__Task instructions__
Each record is to be printed again precisely as it reads.
* Begin Record excerpts *
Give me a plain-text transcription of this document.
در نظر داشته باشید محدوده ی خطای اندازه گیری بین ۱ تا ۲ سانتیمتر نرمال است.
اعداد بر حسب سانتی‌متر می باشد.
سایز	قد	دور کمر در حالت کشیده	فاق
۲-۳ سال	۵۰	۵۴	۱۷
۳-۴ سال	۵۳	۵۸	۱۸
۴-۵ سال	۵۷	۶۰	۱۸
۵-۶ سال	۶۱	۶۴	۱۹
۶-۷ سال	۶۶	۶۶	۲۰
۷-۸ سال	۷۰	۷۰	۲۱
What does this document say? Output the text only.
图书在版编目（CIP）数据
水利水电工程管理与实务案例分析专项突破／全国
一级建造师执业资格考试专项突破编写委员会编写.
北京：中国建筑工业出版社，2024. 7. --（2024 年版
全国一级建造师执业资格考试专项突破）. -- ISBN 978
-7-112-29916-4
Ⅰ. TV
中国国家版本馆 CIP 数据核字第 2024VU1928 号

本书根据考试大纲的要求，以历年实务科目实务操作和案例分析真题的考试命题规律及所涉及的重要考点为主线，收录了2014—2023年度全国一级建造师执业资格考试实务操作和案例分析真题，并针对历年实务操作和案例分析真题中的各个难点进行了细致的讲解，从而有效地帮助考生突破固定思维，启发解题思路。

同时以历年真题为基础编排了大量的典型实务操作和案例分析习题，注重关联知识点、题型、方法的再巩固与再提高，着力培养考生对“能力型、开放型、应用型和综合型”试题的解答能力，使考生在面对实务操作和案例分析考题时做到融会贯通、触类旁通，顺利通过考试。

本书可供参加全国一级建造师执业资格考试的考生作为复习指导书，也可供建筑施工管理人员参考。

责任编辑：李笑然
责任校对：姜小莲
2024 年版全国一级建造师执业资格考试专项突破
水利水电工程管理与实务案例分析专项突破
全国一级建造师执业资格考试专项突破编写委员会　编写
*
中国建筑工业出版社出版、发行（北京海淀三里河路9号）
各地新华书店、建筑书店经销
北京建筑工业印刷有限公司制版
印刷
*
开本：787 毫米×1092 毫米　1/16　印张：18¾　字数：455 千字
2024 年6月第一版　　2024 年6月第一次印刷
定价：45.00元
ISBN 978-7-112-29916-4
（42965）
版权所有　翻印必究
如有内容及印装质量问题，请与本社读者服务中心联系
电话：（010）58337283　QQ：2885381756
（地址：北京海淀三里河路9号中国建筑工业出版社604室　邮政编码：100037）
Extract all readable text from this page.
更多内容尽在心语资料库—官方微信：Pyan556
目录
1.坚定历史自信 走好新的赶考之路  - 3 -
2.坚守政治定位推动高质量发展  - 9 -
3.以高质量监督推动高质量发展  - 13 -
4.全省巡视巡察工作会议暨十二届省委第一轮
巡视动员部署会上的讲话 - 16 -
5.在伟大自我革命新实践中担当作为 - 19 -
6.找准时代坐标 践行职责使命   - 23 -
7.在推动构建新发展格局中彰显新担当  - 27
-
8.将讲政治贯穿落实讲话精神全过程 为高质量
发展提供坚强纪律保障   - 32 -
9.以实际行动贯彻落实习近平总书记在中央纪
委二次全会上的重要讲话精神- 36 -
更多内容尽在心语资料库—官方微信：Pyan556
* End Record excerpts *
__Reply__
Give me a plain-text transcription of this document.
در نظر داشته باشید محدوده ی خطای اندازه گیری بین ۱ تا ۲ سانتیمتر نرمال است.
اعداد بر حسب سانتی‌متر می باشد.
سایز	قد	دور کمر در حالت کشیده	فاق
۲-۳ سال	۵۰	۵۴	۱۷
۳-۴ سال	۵۳	۵۸	۱۸
۴-۵ سال	۵۷	۶۰	۱۸
۵-۶ سال	۶۱	۶۴	۱۹
۶-۷ سال	۶۶	۶۶	۲۰
۷-۸ سال	۷۰	۷۰	۲۱
What does this document say? Output the text only.
图书在版编目（CIP）数据
水利水电工程管理与实务案例分析专项突破／全国
一级建造师执业资格考试专项突破编写委员会编写.
北京：中国建筑工业出版社，2024. 7. --（2024 年版
全国一级建造师执业资格考试专项突破）. -- ISBN 978
-7-112-29916-4
Ⅰ. TV
中国国家版本馆 CIP 数据核字第 2024VU1928 号

本书根据考试大纲的要求，以历年实务科目实务操作和案例分析真题的考试命题规律及所涉及的重要考点为主线，收录了2014—2023年度全国一级建造师执业资格考试实务操作和案例分析真题，并针对历年实务操作和案例分析真题中的各个难点进行了细致的讲解，从而有效地帮助考生突破固定思维，启发解题思路。

同时以历年真题为基础编排了大量的典型实务操作和案例分析习题，注重关联知识点、题型、方法的再巩固与再提高，着力培养考生对“能力型、开放型、应用型和综合型”试题的解答能力，使考生在面对实务操作和案例分析考题时做到融会贯通、触类旁通，顺利通过考试。

本书可供参加全国一级建造师执业资格考试的考生作为复习指导书，也可供建筑施工管理人员参考。

责任编辑：李笑然
责任校对：姜小莲
2024 年版全国一级建造师执业资格考试专项突破
水利水电工程管理与实务案例分析专项突破
全国一级建造师执业资格考试专项突破编写委员会　编写
*
中国建筑工业出版社出版、发行（北京海淀三里河路9号）
各地新华书店、建筑书店经销
北京建筑工业印刷有限公司制版
印刷
*
开本：787 毫米×1092 毫米　1/16　印张：18¾　字数：455 千字
2024 年6月第一版　　2024 年6月第一次印刷
定价：45.00元
ISBN 978-7-112-29916-4
（42965）
版权所有　翻印必究
如有内容及印装质量问题，请与本社读者服务中心联系
电话：（010）58337283　QQ：2885381756
（地址：北京海淀三里河路9号中国建筑工业出版社604室　邮政编码：100037）
Extract all readable text from this page.
更多内容尽在心语资料库—官方微信：Pyan556
目录
1.坚定历史自信 走好新的赶考之路  - 3 -
2.坚守政治定位推动高质量发展  - 9 -
3.以高质量监督推动高质量发展  - 13 -
4.全省巡视巡察工作会议暨十二届省委第一轮
巡视动员部署会上的讲话 - 16 -
5.在伟大自我革命新实践中担当作为 - 19 -
6.找准时代坐标 践行职责使命   - 23 -
7.在推动构建新发展格局中彰显新担当  - 27
-
8.将讲政治贯穿落实讲话精神全过程 为高质量
发展提供坚强纪律保障   - 32 -
9.以实际行动贯彻落实习近平总书记在中央纪
委二次全会上的重要讲话精神- 36 -
更多内容尽在心语资料库—官方微信：Pyan556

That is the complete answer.